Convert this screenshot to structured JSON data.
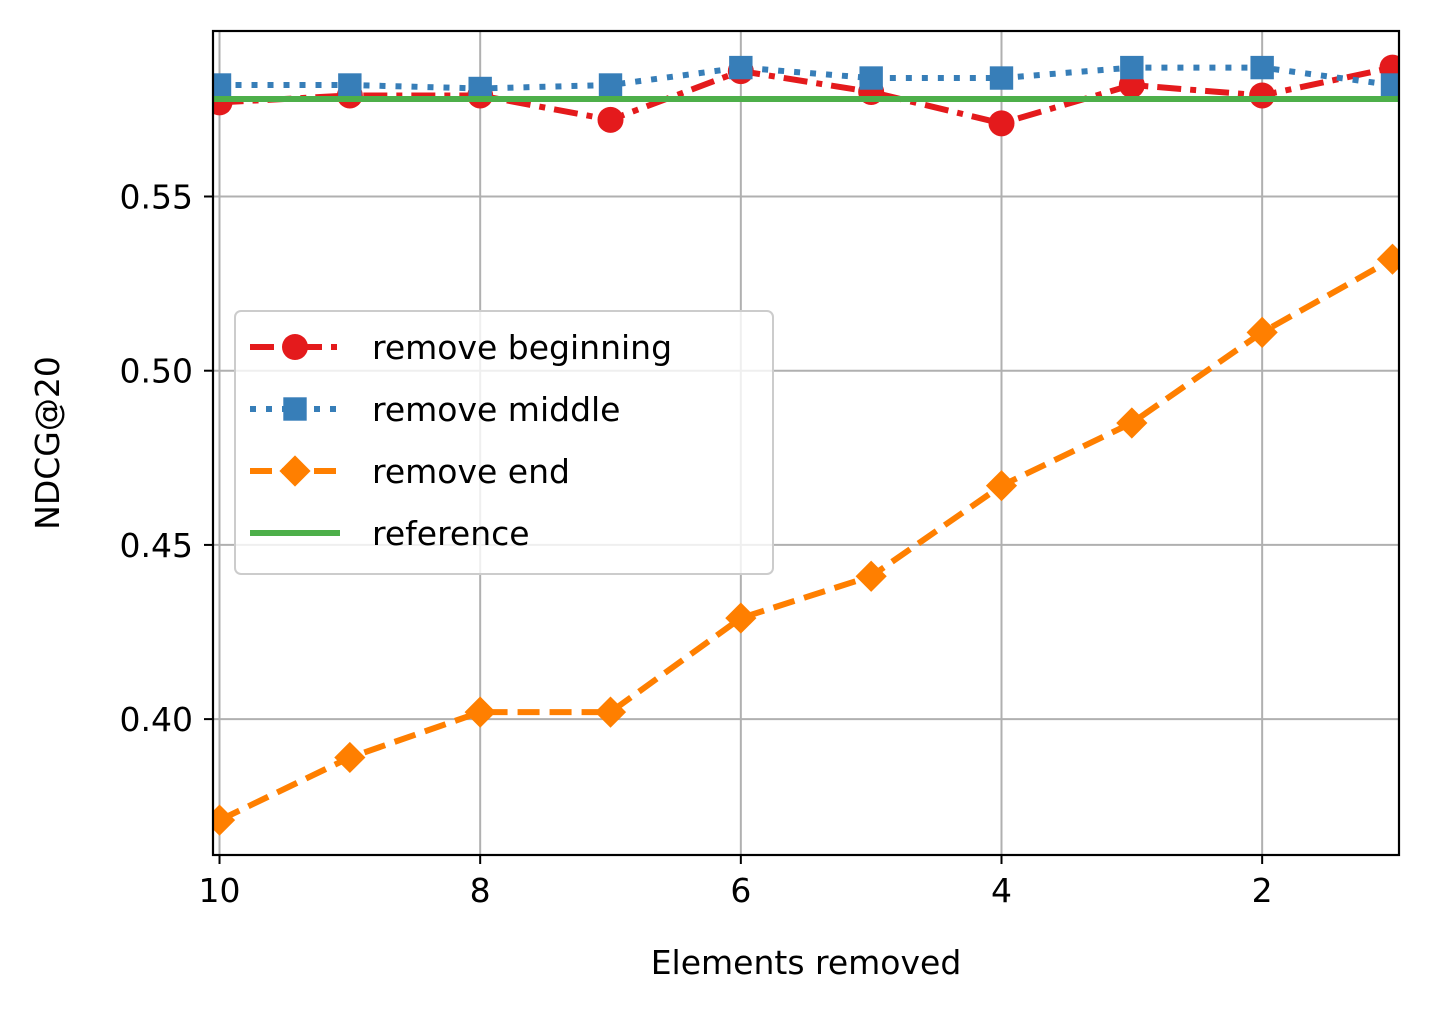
{
  "chart_data": {
    "type": "line",
    "xlabel": "Elements removed",
    "ylabel": "NDCG@20",
    "x": [
      10,
      9,
      8,
      7,
      6,
      5,
      4,
      3,
      2,
      1
    ],
    "xlim": [
      10.05,
      0.95
    ],
    "ylim": [
      0.361,
      0.5975
    ],
    "x_ticks": [
      10,
      8,
      6,
      4,
      2
    ],
    "y_ticks": [
      0.4,
      0.45,
      0.5,
      0.55
    ],
    "x_tick_labels": [
      "10",
      "8",
      "6",
      "4",
      "2"
    ],
    "y_tick_labels": [
      "0.40",
      "0.45",
      "0.50",
      "0.55"
    ],
    "grid": true,
    "legend_position": "center-left",
    "series": [
      {
        "name": "remove beginning",
        "color": "#e41a1c",
        "marker": "circle",
        "line_style": "dashdot",
        "values": [
          0.577,
          0.579,
          0.579,
          0.572,
          0.586,
          0.58,
          0.571,
          0.582,
          0.579,
          0.587
        ]
      },
      {
        "name": "remove middle",
        "color": "#377eb8",
        "marker": "square",
        "line_style": "dotted",
        "values": [
          0.582,
          0.582,
          0.581,
          0.582,
          0.587,
          0.584,
          0.584,
          0.587,
          0.587,
          0.582
        ]
      },
      {
        "name": "remove end",
        "color": "#ff7f00",
        "marker": "diamond",
        "line_style": "dashed",
        "values": [
          0.371,
          0.389,
          0.402,
          0.402,
          0.429,
          0.441,
          0.467,
          0.485,
          0.511,
          0.532
        ]
      },
      {
        "name": "reference",
        "color": "#4daf4a",
        "marker": "none",
        "line_style": "solid",
        "values": [
          0.578,
          0.578,
          0.578,
          0.578,
          0.578,
          0.578,
          0.578,
          0.578,
          0.578,
          0.578
        ]
      }
    ]
  }
}
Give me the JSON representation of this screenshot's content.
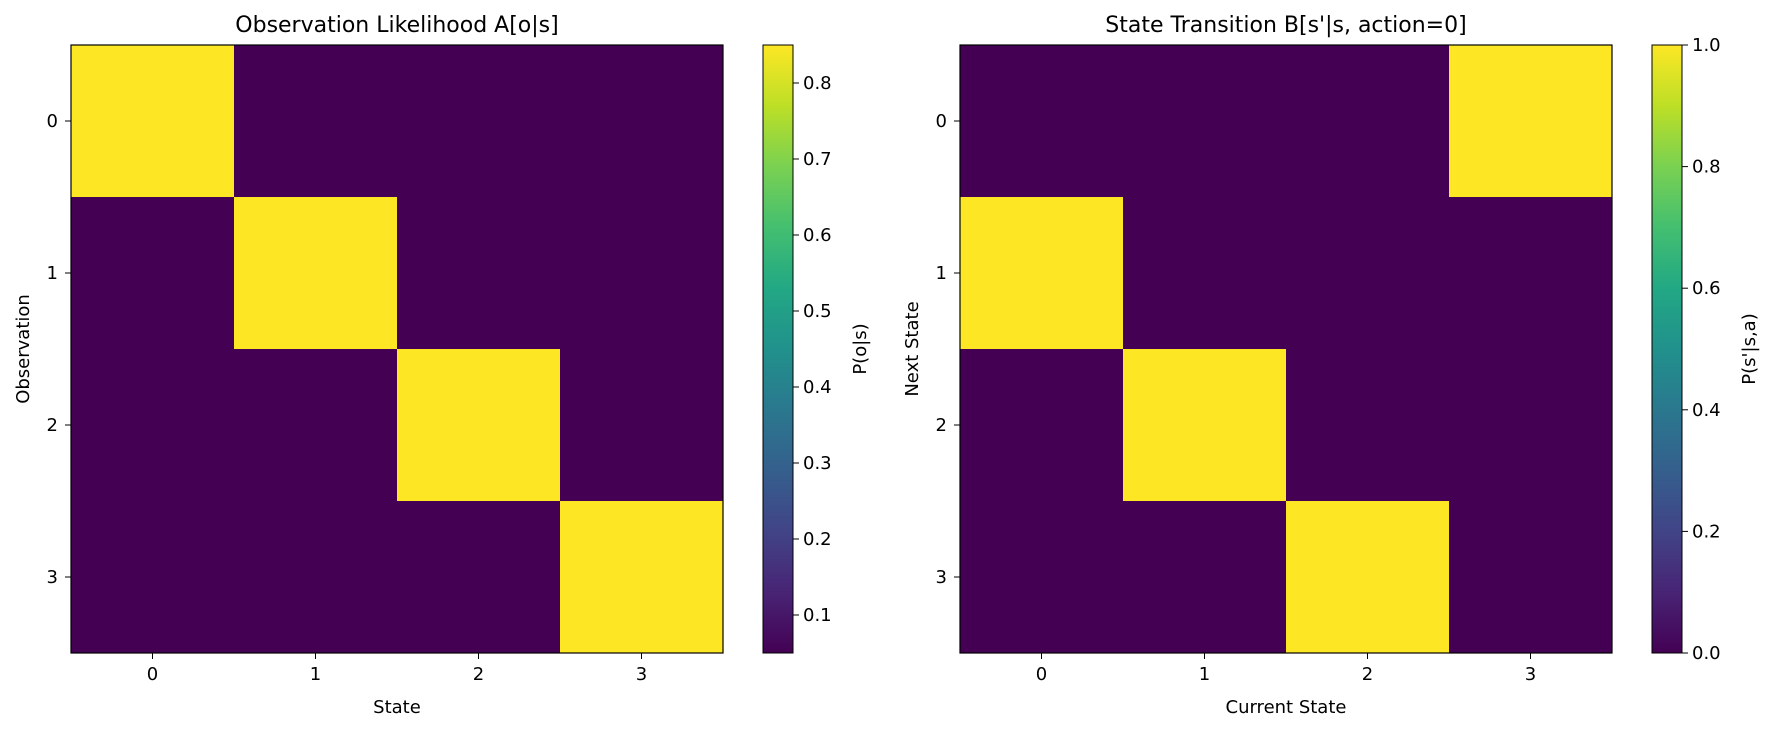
{
  "chart_data": [
    {
      "type": "heatmap",
      "title": "Observation Likelihood A[o|s]",
      "xlabel": "State",
      "ylabel": "Observation",
      "x_categories": [
        "0",
        "1",
        "2",
        "3"
      ],
      "y_categories": [
        "0",
        "1",
        "2",
        "3"
      ],
      "values": [
        [
          0.85,
          0.05,
          0.05,
          0.05
        ],
        [
          0.05,
          0.85,
          0.05,
          0.05
        ],
        [
          0.05,
          0.05,
          0.85,
          0.05
        ],
        [
          0.05,
          0.05,
          0.05,
          0.85
        ]
      ],
      "colorbar": {
        "label": "P(o|s)",
        "vmin": 0.05,
        "vmax": 0.85,
        "ticks": [
          "0.1",
          "0.2",
          "0.3",
          "0.4",
          "0.5",
          "0.6",
          "0.7",
          "0.8"
        ]
      },
      "colormap": "viridis"
    },
    {
      "type": "heatmap",
      "title": "State Transition B[s'|s, action=0]",
      "xlabel": "Current State",
      "ylabel": "Next State",
      "x_categories": [
        "0",
        "1",
        "2",
        "3"
      ],
      "y_categories": [
        "0",
        "1",
        "2",
        "3"
      ],
      "values": [
        [
          0,
          0,
          0,
          1
        ],
        [
          1,
          0,
          0,
          0
        ],
        [
          0,
          1,
          0,
          0
        ],
        [
          0,
          0,
          1,
          0
        ]
      ],
      "colorbar": {
        "label": "P(s'|s,a)",
        "vmin": 0,
        "vmax": 1,
        "ticks": [
          "0.0",
          "0.2",
          "0.4",
          "0.6",
          "0.8",
          "1.0"
        ]
      },
      "colormap": "viridis"
    }
  ]
}
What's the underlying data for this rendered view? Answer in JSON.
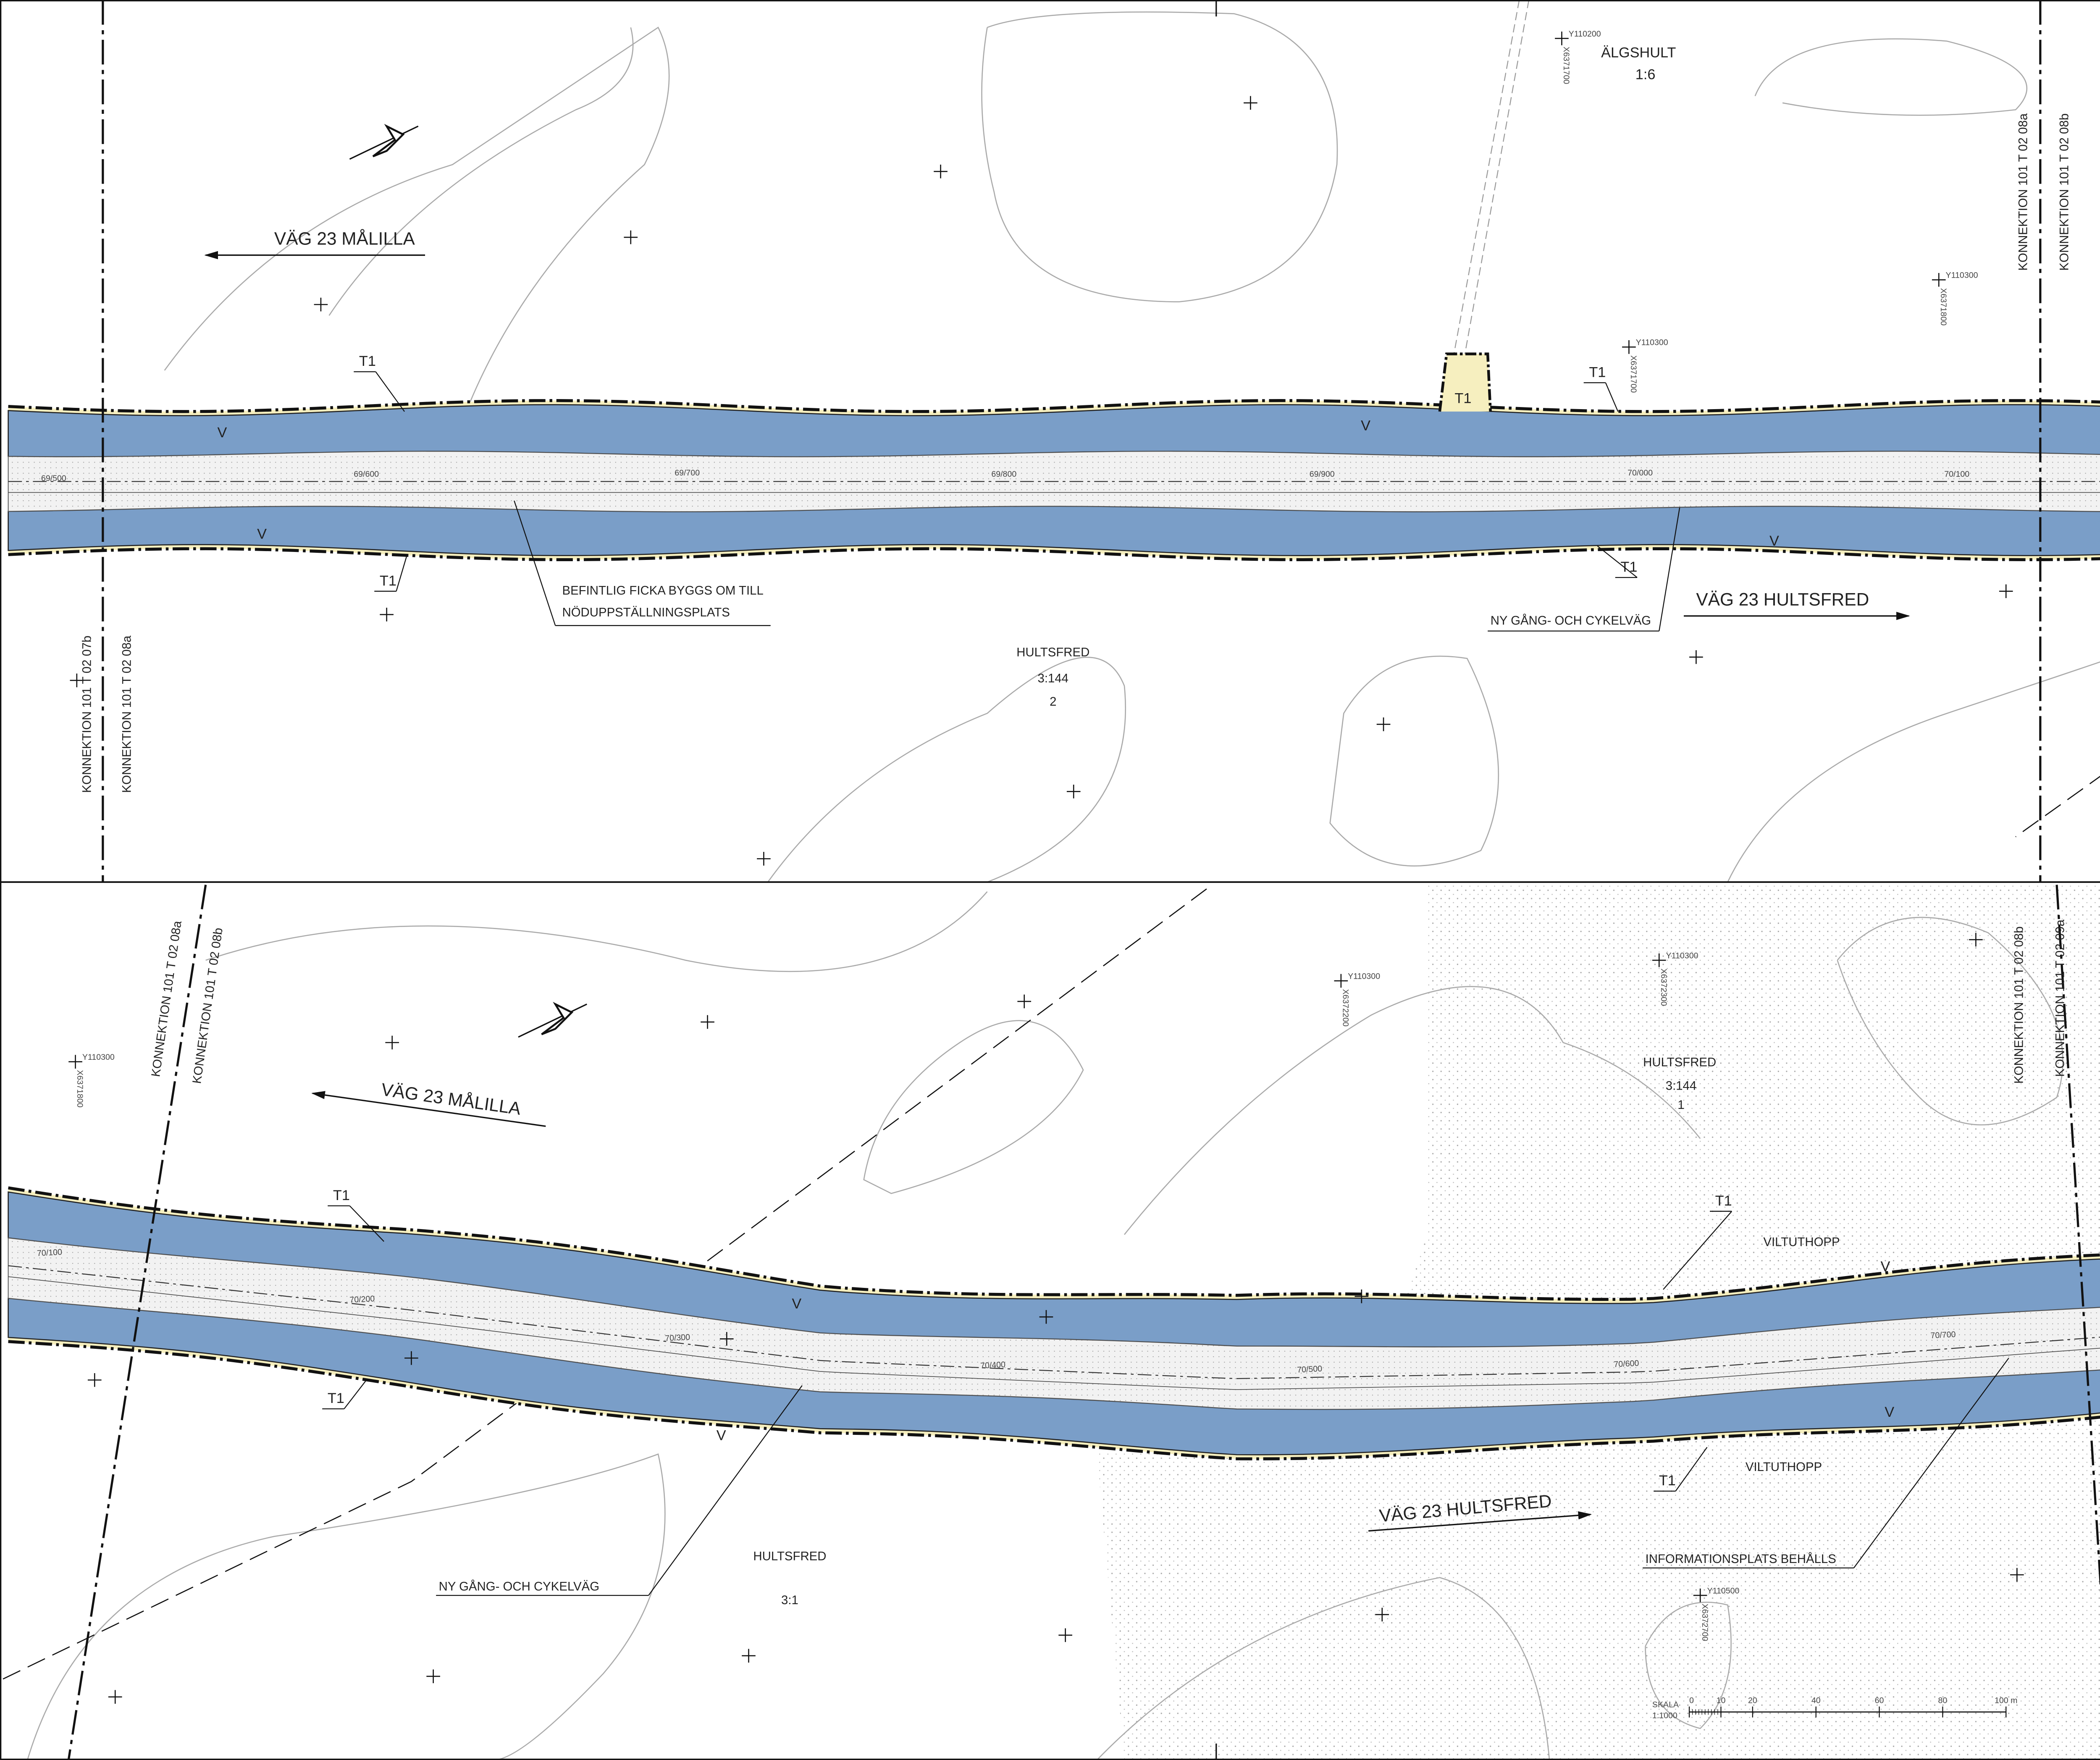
{
  "top_sheet": {
    "direction_west": "VÄG 23 MÅLILLA",
    "direction_east": "VÄG 23 HULTSFRED",
    "property_north": {
      "name": "ÄLGSHULT",
      "number": "1:6"
    },
    "property_south": {
      "name": "HULTSFRED",
      "number": "3:144",
      "sub": "2"
    },
    "coordinates": [
      {
        "y": "Y110200",
        "x": "X6371700"
      },
      {
        "y": "Y110300",
        "x": "X6371700"
      },
      {
        "y": "Y110300",
        "x": "X6371800"
      }
    ],
    "match_lines_left": [
      "KONNEKTION 101 T 02 07b",
      "KONNEKTION 101 T 02 08a"
    ],
    "match_lines_right": [
      "KONNEKTION 101 T 02 08a",
      "KONNEKTION 101 T 02 08b"
    ],
    "stations": [
      "69/500",
      "69/600",
      "69/700",
      "69/800",
      "69/900",
      "70/000",
      "70/100"
    ],
    "notes": [
      "BEFINTLIG FICKA BYGGS OM TILL",
      "NÖDUPPSTÄLLNINGSPLATS",
      "NY GÅNG- OCH CYKELVÄG"
    ],
    "markers": [
      "T1",
      "T1",
      "T1",
      "T1",
      "T1",
      "V",
      "V",
      "V",
      "V"
    ]
  },
  "bottom_sheet": {
    "direction_west": "VÄG 23 MÅLILLA",
    "direction_east": "VÄG 23 HULTSFRED",
    "property_north": {
      "name": "HULTSFRED",
      "number": "3:144",
      "sub": "1"
    },
    "property_south": {
      "name": "HULTSFRED",
      "number": "3:1"
    },
    "coordinates": [
      {
        "y": "Y110300",
        "x": "X6371800"
      },
      {
        "y": "Y110300",
        "x": "X6372200"
      },
      {
        "y": "Y110300",
        "x": "X6372300"
      },
      {
        "y": "Y110500",
        "x": "X6372700"
      }
    ],
    "match_lines_left": [
      "KONNEKTION 101 T 02 08a",
      "KONNEKTION 101 T 02 08b"
    ],
    "match_lines_right": [
      "KONNEKTION 101 T 02 08b",
      "KONNEKTION 101 T 02 09a"
    ],
    "stations": [
      "70/100",
      "70/200",
      "70/300",
      "70/400",
      "70/500",
      "70/600",
      "70/700"
    ],
    "notes": [
      "NY GÅNG- OCH CYKELVÄG",
      "INFORMATIONSPLATS BEHÅLLS",
      "VILTUTHOPP",
      "VILTUTHOPP"
    ],
    "markers": [
      "T1",
      "T1",
      "T1",
      "T1",
      "V",
      "V",
      "V",
      "V"
    ],
    "scale": {
      "title": "SKALA",
      "ratio": "1:1000",
      "ticks": [
        "0",
        "10",
        "20",
        "40",
        "60",
        "80",
        "100 m"
      ]
    }
  }
}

◇ ◇ ◇ ◇

> **Task objective**: In the records above, find the lines containing "this" and copy them.

> **Expected answer**:
Convert this screenshot to structured JSON data.
Give me the JSON representation of this screenshot's content.
What's the underlying data for this rendered view? Answer in JSON.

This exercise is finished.